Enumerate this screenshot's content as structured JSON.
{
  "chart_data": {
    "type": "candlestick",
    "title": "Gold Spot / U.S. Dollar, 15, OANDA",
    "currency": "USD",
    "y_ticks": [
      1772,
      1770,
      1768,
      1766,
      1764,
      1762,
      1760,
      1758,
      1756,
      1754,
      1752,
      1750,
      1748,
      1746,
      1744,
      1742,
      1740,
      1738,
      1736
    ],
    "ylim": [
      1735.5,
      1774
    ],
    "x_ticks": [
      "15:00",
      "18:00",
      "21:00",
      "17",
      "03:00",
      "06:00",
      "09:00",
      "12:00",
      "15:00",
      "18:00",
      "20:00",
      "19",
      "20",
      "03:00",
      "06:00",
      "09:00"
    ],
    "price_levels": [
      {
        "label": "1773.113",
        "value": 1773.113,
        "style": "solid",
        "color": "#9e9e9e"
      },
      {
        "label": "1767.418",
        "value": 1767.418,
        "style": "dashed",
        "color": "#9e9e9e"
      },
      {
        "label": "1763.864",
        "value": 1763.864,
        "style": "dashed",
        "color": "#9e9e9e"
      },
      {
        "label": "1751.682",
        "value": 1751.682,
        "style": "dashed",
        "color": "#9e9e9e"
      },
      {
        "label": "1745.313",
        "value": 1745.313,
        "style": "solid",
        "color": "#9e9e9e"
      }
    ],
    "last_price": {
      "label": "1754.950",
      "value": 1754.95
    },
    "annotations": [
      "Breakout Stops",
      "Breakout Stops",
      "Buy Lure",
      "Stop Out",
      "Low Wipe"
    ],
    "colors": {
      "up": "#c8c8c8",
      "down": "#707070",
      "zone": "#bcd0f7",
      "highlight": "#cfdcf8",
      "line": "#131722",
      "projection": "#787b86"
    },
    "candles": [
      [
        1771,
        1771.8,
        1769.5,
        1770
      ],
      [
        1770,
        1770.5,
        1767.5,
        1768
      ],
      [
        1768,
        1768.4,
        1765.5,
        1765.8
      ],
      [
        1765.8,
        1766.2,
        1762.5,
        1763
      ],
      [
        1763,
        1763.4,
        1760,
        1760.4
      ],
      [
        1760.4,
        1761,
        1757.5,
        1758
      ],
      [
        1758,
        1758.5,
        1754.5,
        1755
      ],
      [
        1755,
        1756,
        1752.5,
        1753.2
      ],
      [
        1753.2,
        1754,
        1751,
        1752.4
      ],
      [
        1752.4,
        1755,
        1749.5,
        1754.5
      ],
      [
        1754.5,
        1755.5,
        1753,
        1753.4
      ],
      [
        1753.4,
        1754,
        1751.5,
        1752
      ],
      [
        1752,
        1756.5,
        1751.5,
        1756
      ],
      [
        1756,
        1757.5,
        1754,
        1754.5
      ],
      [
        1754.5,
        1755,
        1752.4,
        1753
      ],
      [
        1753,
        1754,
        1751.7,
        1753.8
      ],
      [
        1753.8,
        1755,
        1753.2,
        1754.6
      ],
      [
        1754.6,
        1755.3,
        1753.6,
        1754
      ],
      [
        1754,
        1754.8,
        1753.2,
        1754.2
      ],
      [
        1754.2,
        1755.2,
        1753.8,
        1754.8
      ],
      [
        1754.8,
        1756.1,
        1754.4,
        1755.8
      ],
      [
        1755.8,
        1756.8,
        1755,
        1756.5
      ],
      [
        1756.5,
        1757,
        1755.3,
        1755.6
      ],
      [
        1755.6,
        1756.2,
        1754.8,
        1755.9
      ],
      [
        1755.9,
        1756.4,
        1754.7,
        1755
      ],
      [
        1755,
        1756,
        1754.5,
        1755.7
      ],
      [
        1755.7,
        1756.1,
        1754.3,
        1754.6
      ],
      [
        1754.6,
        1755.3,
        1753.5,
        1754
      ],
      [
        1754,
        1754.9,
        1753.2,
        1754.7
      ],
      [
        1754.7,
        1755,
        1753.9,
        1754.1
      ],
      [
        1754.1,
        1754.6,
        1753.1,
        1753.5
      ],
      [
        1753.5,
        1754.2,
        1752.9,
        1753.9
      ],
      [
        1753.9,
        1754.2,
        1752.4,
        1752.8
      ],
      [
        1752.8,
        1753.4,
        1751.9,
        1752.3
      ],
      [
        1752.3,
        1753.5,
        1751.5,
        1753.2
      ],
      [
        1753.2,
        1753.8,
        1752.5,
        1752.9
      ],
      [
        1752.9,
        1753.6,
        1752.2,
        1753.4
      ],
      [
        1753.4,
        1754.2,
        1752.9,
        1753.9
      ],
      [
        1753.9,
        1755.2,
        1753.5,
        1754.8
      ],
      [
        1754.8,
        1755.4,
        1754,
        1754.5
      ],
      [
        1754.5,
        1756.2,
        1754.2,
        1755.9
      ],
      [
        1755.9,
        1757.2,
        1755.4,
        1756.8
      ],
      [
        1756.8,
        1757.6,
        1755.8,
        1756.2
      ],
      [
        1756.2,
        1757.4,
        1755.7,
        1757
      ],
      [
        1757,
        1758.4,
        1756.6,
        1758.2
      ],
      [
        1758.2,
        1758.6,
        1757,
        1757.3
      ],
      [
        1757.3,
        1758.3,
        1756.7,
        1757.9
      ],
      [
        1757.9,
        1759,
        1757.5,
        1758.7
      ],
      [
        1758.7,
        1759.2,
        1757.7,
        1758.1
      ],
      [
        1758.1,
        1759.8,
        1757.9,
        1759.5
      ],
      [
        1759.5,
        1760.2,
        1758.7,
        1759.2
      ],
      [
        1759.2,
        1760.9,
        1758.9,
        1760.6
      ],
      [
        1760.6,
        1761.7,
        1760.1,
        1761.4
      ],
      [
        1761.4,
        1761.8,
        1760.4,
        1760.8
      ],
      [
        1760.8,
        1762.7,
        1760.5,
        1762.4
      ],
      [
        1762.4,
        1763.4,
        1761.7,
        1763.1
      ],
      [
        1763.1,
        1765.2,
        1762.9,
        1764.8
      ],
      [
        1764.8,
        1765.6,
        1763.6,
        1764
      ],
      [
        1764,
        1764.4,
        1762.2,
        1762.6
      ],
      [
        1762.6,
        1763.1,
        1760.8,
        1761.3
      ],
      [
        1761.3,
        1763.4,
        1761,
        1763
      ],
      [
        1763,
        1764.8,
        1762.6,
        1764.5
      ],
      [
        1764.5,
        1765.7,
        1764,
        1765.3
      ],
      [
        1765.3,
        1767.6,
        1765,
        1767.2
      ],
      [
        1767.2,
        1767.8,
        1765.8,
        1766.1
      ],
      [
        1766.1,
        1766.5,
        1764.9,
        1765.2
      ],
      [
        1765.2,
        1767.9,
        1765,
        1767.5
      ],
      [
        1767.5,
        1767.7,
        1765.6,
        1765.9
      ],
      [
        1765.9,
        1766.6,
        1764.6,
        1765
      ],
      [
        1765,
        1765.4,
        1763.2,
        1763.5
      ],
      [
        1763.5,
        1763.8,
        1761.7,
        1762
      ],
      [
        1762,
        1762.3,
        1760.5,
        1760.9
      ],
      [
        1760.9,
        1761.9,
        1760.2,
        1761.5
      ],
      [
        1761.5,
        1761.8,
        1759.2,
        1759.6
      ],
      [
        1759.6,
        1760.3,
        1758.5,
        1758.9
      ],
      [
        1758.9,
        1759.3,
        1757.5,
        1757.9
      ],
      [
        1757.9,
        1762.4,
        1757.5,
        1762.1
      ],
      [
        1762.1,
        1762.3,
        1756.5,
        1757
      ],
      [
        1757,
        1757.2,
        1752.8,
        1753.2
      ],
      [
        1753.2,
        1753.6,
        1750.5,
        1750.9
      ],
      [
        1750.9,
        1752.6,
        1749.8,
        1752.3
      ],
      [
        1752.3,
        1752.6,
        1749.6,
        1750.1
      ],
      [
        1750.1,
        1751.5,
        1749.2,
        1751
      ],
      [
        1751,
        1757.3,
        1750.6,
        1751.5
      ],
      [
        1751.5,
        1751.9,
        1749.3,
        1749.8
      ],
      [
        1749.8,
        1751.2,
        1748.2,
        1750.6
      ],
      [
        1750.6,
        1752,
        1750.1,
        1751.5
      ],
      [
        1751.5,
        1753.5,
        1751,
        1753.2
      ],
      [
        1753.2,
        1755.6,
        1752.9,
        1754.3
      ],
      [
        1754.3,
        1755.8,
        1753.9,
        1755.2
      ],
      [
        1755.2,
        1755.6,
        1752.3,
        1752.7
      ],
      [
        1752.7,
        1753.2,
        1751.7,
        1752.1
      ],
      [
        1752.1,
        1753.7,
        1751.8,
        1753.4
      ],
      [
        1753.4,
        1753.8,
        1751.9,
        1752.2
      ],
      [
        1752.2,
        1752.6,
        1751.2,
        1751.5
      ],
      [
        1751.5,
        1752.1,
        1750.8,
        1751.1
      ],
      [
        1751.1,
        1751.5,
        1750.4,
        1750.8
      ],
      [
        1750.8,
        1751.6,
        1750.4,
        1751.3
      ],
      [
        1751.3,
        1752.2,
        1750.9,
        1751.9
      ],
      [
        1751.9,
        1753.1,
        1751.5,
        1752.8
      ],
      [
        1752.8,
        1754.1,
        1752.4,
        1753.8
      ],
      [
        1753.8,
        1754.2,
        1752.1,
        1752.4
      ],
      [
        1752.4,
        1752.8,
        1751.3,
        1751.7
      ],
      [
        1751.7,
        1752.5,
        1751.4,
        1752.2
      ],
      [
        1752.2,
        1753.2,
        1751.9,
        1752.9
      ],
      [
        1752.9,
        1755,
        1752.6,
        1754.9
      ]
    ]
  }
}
****************
### Set problem
Look through the records and count each line that holds "label". Write only the total.

### Solved exercise
6